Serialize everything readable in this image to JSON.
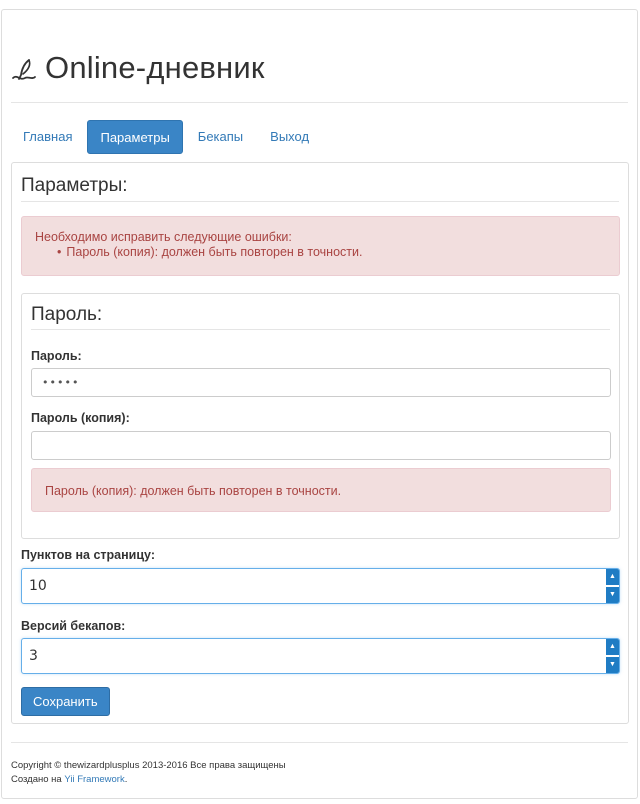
{
  "header": {
    "logo_icon": "quill-pen-icon",
    "title": "Online-дневник"
  },
  "nav": {
    "items": [
      {
        "label": "Главная",
        "active": false
      },
      {
        "label": "Параметры",
        "active": true
      },
      {
        "label": "Бекапы",
        "active": false
      },
      {
        "label": "Выход",
        "active": false
      }
    ]
  },
  "form": {
    "legend": "Параметры:",
    "error_summary": {
      "heading": "Необходимо исправить следующие ошибки:",
      "items": [
        "Пароль (копия): должен быть повторен в точности."
      ]
    },
    "password_fieldset": {
      "legend": "Пароль:",
      "password_label": "Пароль:",
      "password_value": "•••••",
      "password_copy_label": "Пароль (копия):",
      "password_copy_value": "",
      "password_copy_error": "Пароль (копия): должен быть повторен в точности."
    },
    "points_per_page_label": "Пунктов на страницу:",
    "points_per_page_value": "10",
    "backup_versions_label": "Версий бекапов:",
    "backup_versions_value": "3",
    "save_label": "Сохранить"
  },
  "footer": {
    "copyright": "Copyright © thewizardplusplus 2013-2016 Все права защищены",
    "created_prefix": "Создано на ",
    "framework_link": "Yii Framework",
    "created_suffix": "."
  },
  "colors": {
    "primary": "#3a85c6",
    "link": "#337ab7",
    "error_bg": "#f2dede",
    "error_text": "#a94442"
  }
}
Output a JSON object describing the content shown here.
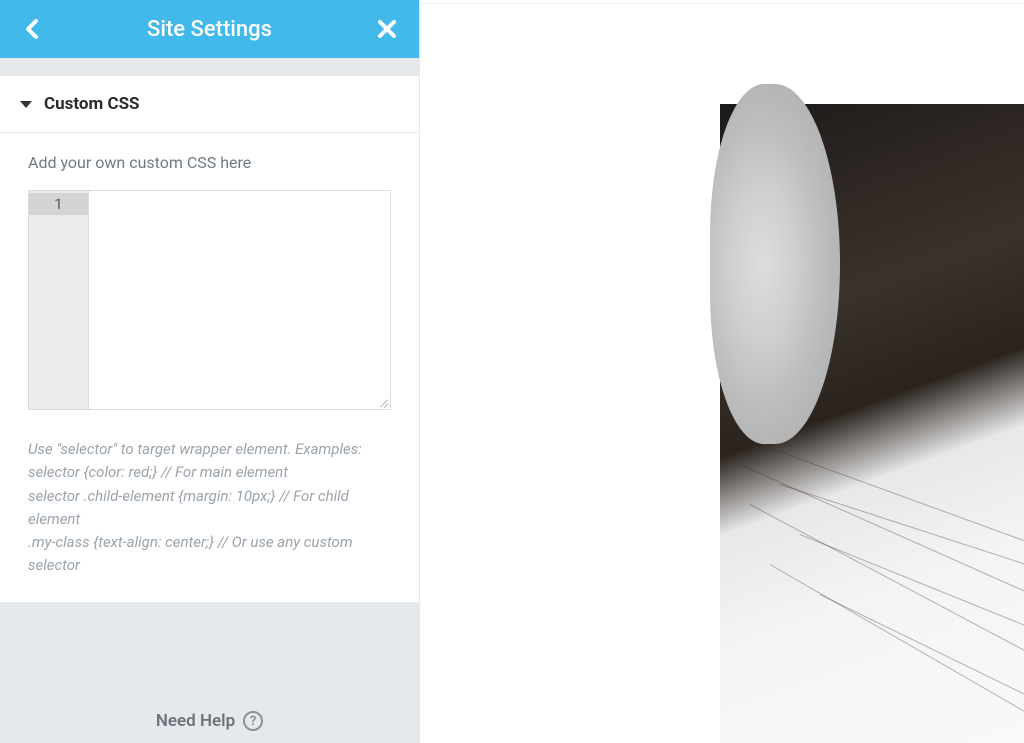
{
  "header": {
    "title": "Site Settings"
  },
  "section": {
    "title": "Custom CSS",
    "field_label": "Add your own custom CSS here",
    "editor": {
      "line_number": "1",
      "value": ""
    },
    "help_text": "Use \"selector\" to target wrapper element. Examples:\nselector {color: red;} // For main element\nselector .child-element {margin: 10px;} // For child element\n.my-class {text-align: center;} // Or use any custom selector"
  },
  "footer": {
    "need_help": "Need Help"
  }
}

• _Your task_:
Output all the records, word for word, with no pictures in the copy.

• _Problem solution_:
Serialize everything readable in this image to JSON.
{
  "header": {
    "logo_icon": "quill-pen-icon",
    "title": "Online-дневник"
  },
  "nav": {
    "items": [
      {
        "label": "Главная",
        "active": false
      },
      {
        "label": "Параметры",
        "active": true
      },
      {
        "label": "Бекапы",
        "active": false
      },
      {
        "label": "Выход",
        "active": false
      }
    ]
  },
  "form": {
    "legend": "Параметры:",
    "error_summary": {
      "heading": "Необходимо исправить следующие ошибки:",
      "items": [
        "Пароль (копия): должен быть повторен в точности."
      ]
    },
    "password_fieldset": {
      "legend": "Пароль:",
      "password_label": "Пароль:",
      "password_value": "•••••",
      "password_copy_label": "Пароль (копия):",
      "password_copy_value": "",
      "password_copy_error": "Пароль (копия): должен быть повторен в точности."
    },
    "points_per_page_label": "Пунктов на страницу:",
    "points_per_page_value": "10",
    "backup_versions_label": "Версий бекапов:",
    "backup_versions_value": "3",
    "save_label": "Сохранить"
  },
  "footer": {
    "copyright": "Copyright © thewizardplusplus 2013-2016 Все права защищены",
    "created_prefix": "Создано на ",
    "framework_link": "Yii Framework",
    "created_suffix": "."
  },
  "colors": {
    "primary": "#3a85c6",
    "link": "#337ab7",
    "error_bg": "#f2dede",
    "error_text": "#a94442"
  }
}
Output a JSON object describing the content shown here.
{
  "header": {
    "title": "Site Settings"
  },
  "section": {
    "title": "Custom CSS",
    "field_label": "Add your own custom CSS here",
    "editor": {
      "line_number": "1",
      "value": ""
    },
    "help_text": "Use \"selector\" to target wrapper element. Examples:\nselector {color: red;} // For main element\nselector .child-element {margin: 10px;} // For child element\n.my-class {text-align: center;} // Or use any custom selector"
  },
  "footer": {
    "need_help": "Need Help"
  }
}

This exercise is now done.